=== WHAT THE TASK ASKS ===
Pick out the lines below with "Energie" and list them.

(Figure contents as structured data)
***
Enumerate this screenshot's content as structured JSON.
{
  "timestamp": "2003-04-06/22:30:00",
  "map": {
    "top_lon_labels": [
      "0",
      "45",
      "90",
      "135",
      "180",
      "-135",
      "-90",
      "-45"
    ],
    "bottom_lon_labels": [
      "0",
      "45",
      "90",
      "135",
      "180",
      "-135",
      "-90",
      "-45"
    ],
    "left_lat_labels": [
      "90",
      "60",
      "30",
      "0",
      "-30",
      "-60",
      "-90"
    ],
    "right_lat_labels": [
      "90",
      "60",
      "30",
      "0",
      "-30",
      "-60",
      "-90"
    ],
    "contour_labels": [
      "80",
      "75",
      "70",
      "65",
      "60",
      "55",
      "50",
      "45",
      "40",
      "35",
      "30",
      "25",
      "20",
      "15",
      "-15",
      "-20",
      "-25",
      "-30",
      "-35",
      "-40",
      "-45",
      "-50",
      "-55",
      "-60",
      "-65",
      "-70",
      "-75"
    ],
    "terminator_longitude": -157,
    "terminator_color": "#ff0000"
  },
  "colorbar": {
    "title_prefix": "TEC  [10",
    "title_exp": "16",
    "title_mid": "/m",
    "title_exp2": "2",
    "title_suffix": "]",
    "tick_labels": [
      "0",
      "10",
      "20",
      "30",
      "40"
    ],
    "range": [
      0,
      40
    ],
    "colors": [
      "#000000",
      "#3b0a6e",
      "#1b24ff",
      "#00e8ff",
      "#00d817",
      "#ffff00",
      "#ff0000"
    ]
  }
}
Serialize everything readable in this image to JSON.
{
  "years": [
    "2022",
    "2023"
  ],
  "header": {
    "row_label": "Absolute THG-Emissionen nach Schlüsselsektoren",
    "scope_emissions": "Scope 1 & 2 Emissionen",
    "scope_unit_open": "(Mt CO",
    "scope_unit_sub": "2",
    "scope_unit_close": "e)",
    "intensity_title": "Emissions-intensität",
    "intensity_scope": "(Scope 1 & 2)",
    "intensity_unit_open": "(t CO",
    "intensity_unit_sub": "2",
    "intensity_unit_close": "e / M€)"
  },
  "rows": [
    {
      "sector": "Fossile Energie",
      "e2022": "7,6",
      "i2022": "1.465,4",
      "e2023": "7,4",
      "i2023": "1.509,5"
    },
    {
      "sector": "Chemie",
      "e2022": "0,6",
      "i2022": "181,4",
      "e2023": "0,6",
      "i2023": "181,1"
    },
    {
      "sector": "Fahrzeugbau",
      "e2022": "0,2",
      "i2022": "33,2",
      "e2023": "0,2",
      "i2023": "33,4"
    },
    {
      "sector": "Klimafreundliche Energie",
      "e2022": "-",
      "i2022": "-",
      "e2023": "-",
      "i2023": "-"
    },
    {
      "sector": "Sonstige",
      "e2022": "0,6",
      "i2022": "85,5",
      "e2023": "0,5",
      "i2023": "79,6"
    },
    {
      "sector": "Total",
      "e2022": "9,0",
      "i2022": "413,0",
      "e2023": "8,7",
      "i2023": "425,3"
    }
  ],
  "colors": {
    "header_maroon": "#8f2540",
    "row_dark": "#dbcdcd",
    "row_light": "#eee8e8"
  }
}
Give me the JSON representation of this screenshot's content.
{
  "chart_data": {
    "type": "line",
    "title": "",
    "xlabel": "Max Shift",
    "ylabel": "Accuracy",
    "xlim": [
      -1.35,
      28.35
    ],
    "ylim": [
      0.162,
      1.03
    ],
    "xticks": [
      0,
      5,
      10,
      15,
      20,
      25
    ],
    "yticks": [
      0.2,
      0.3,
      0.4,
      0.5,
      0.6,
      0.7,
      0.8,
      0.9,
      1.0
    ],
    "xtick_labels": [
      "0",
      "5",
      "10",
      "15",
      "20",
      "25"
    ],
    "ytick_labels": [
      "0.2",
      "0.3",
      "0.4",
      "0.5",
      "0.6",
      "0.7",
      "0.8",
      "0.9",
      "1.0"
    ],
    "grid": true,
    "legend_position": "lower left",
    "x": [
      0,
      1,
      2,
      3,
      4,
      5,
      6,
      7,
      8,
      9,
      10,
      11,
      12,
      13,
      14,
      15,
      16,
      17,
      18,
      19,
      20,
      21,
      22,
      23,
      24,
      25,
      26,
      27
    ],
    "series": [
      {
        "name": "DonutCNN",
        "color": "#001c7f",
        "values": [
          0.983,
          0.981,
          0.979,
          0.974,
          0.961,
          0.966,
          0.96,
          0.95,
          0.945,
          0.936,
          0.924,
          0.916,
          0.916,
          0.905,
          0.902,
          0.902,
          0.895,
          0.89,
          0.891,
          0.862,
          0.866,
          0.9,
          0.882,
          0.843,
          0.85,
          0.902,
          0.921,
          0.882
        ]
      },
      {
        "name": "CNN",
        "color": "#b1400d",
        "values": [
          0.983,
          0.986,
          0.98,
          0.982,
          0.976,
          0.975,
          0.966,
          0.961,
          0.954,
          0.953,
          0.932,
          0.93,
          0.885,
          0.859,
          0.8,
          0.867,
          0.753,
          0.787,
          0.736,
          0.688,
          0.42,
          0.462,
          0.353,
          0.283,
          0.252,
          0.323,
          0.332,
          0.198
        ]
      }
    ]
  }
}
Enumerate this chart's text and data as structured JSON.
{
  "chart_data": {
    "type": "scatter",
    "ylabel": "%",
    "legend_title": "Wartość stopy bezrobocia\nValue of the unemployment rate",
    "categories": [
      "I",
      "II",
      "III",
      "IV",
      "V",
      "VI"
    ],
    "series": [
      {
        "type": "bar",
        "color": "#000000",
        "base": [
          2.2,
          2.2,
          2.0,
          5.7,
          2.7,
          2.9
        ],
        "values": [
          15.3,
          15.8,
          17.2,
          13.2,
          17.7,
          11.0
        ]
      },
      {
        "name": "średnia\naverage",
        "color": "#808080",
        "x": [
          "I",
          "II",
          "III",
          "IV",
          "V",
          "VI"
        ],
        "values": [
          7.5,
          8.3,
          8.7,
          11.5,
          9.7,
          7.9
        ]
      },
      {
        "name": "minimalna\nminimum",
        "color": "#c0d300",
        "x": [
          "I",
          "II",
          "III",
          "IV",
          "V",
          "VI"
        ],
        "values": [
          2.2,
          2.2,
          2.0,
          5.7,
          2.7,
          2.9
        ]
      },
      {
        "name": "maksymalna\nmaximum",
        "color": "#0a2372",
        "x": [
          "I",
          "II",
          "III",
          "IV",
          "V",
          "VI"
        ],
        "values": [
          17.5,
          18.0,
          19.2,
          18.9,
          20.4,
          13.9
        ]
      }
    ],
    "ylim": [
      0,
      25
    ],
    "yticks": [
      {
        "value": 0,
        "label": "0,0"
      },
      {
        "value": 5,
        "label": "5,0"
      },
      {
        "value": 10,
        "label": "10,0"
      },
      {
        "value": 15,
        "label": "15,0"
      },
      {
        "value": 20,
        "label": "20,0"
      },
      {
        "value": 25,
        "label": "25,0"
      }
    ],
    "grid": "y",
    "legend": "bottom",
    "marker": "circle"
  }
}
***
=== CORRECT RESULT ===
      "sector": "Fossile Energie",
      "sector": "Klimafreundliche Energie",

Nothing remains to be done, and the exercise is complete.